Passage cité>
Le sujet de l’autonomie des véhicules électrique génère beaucoup d’intérêt et de discussions. Celui de la 225xe n’échappe pas à cette tendance. Les néophytes ont du mal à s’y retrouver, d’autant plus que les avis d’experts sont parfois contradictoires. Plus particulièrement, l’autonomie affichée cause bien des soucis. Comme les questions continuent sur ce sujet important, j’ai décidé de compiler mes commentaires dans cet article de synthèse qui devrait répondre à de nombreuses interrogations.

[English Summary| So what is the true range of a BMW 225xe? Why is the displayed range so low? Driving the announced 41 km (now over 50 km with the new battery!) exclusively on a single electric charge is a rare feat and some users can get concerned when they see significantly lower numbers being displayed by their vehicle. This article clarifies some of the number we see on the dashboard and shares a practice to establish the ultimate range of your vehicle. It requires an hour and some discipline, but it will provide you with reliable indicators, especially if you are willing to repeat these cycles from time to time.

Votre objectif> Recopiez, s'il vous plaît, le texte sur l'autonomie de la BMW 225xe depuis « Le sujet de » jusqu'à « de nombreuses interrogations. ». Les lignes qui suivent ne jouent aucun rôle ici.

Entrées extraites>
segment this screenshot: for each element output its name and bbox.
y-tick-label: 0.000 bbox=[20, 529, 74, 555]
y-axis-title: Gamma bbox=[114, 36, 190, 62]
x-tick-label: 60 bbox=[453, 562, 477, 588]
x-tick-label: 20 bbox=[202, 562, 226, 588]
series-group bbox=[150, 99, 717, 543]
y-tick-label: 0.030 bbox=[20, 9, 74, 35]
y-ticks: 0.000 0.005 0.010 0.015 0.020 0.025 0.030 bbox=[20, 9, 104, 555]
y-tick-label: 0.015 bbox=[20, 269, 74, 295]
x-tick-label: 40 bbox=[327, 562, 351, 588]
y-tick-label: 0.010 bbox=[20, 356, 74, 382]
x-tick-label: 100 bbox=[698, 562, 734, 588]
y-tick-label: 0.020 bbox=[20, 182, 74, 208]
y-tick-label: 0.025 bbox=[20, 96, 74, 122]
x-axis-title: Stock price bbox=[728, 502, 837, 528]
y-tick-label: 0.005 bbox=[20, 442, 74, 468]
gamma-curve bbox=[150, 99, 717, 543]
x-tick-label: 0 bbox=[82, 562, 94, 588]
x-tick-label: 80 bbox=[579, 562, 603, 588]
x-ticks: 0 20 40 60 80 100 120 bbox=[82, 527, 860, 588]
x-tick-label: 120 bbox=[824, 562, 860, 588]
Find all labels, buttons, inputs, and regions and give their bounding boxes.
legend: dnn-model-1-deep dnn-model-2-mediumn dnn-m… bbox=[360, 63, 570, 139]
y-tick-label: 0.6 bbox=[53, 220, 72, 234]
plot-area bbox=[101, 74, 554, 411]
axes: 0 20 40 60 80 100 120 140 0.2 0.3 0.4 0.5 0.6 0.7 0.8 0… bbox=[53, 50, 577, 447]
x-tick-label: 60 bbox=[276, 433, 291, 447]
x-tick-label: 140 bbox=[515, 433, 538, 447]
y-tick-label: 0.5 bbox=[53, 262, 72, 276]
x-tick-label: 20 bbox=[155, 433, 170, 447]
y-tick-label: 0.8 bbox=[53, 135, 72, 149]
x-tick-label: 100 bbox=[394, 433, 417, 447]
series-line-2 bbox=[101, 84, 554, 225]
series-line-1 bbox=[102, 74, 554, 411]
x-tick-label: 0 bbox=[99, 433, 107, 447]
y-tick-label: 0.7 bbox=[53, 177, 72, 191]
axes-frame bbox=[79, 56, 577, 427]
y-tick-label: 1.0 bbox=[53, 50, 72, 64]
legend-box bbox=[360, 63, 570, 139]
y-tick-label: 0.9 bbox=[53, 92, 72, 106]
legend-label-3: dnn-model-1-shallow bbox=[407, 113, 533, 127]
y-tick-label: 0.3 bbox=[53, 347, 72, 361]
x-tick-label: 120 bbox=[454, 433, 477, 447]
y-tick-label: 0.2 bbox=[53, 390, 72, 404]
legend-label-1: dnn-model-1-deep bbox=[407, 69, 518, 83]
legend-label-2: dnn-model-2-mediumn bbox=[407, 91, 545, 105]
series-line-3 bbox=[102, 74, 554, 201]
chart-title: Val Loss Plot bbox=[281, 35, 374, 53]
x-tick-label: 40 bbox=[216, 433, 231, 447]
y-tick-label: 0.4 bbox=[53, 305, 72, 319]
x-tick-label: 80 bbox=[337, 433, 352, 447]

* * *

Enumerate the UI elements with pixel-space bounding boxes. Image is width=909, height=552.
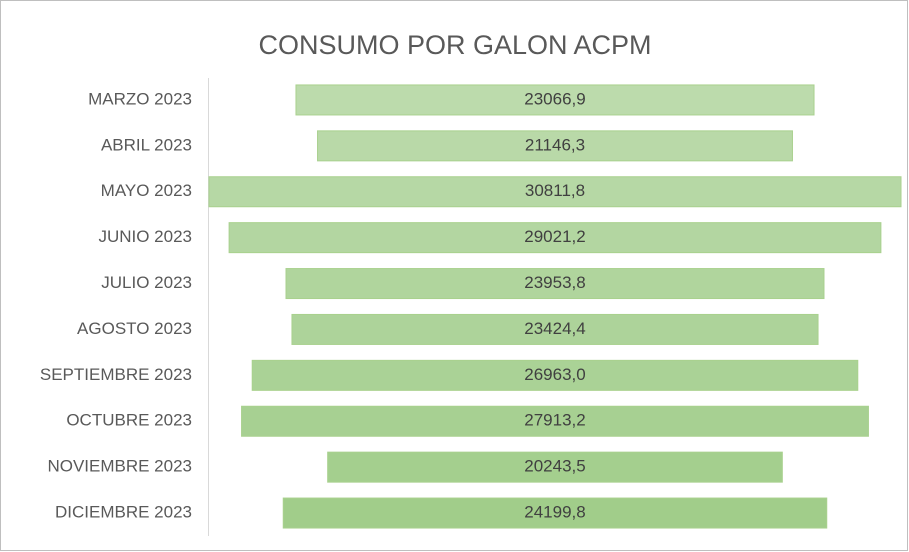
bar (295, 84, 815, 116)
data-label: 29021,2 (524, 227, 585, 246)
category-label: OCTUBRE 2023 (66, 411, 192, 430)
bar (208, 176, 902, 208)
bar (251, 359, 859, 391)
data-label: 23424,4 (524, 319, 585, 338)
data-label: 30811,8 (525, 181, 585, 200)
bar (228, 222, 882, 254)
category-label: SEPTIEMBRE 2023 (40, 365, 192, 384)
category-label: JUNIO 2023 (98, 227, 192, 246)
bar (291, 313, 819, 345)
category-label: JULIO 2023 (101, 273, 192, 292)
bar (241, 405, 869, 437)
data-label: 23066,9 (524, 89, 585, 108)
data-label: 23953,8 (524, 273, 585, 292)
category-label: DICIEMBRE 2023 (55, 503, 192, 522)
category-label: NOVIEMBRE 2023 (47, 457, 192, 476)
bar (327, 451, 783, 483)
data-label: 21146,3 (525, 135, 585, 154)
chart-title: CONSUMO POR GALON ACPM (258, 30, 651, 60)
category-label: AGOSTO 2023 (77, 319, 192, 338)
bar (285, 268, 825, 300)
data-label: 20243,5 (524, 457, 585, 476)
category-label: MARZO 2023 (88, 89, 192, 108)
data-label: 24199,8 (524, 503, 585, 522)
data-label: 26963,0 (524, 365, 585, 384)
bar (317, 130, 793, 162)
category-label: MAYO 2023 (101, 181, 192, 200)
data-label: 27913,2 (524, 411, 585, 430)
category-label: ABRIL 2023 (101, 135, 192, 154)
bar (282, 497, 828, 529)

---

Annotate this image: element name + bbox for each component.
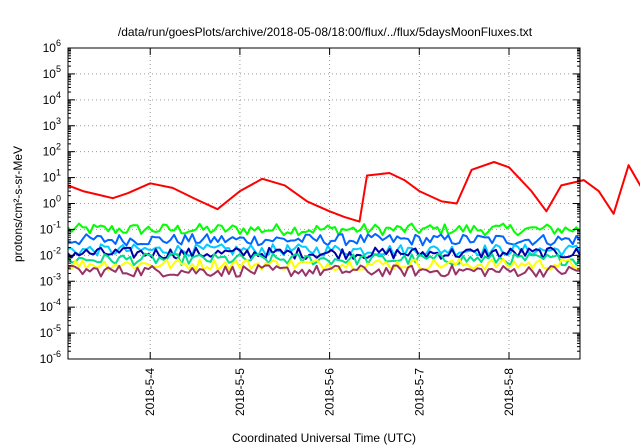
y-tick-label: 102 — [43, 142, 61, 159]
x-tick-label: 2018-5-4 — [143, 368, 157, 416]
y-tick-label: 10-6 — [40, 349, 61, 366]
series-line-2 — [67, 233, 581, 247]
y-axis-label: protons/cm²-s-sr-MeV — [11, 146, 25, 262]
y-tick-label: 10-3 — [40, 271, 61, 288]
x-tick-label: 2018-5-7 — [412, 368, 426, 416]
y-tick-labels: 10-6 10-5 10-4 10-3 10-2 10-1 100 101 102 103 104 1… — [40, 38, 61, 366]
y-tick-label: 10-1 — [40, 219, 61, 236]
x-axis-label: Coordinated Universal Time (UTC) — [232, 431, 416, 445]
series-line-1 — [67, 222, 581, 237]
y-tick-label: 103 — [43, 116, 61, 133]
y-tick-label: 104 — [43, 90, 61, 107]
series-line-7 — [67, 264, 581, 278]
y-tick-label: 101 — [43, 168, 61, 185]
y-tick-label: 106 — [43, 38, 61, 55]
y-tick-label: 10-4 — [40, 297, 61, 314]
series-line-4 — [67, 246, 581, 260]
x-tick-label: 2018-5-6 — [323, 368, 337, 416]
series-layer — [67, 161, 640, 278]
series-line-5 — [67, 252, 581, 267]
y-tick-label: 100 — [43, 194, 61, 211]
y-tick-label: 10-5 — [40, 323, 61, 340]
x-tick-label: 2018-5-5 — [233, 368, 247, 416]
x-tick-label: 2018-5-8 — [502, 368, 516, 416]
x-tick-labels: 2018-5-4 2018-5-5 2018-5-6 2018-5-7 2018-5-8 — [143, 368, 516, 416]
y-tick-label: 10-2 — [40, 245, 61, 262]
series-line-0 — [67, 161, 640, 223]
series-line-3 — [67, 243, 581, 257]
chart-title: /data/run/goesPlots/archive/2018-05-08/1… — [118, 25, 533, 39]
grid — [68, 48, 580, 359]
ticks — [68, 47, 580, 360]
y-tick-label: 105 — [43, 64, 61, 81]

Résultat de l'exercice>
Le sujet de l’autonomie des véhicules électrique génère beaucoup d’intérêt et de discussions. Celui de la 225xe n’échappe pas à cette tendance. Les néophytes ont du mal à s’y retrouver, d’autant plus que les avis d’experts sont parfois contradictoires. Plus particulièrement, l’autonomie affichée cause bien des soucis. Comme les questions continuent sur ce sujet important, j’ai décidé de compiler mes commentaires dans cet article de synthèse qui devrait répondre à de nombreuses interrogations.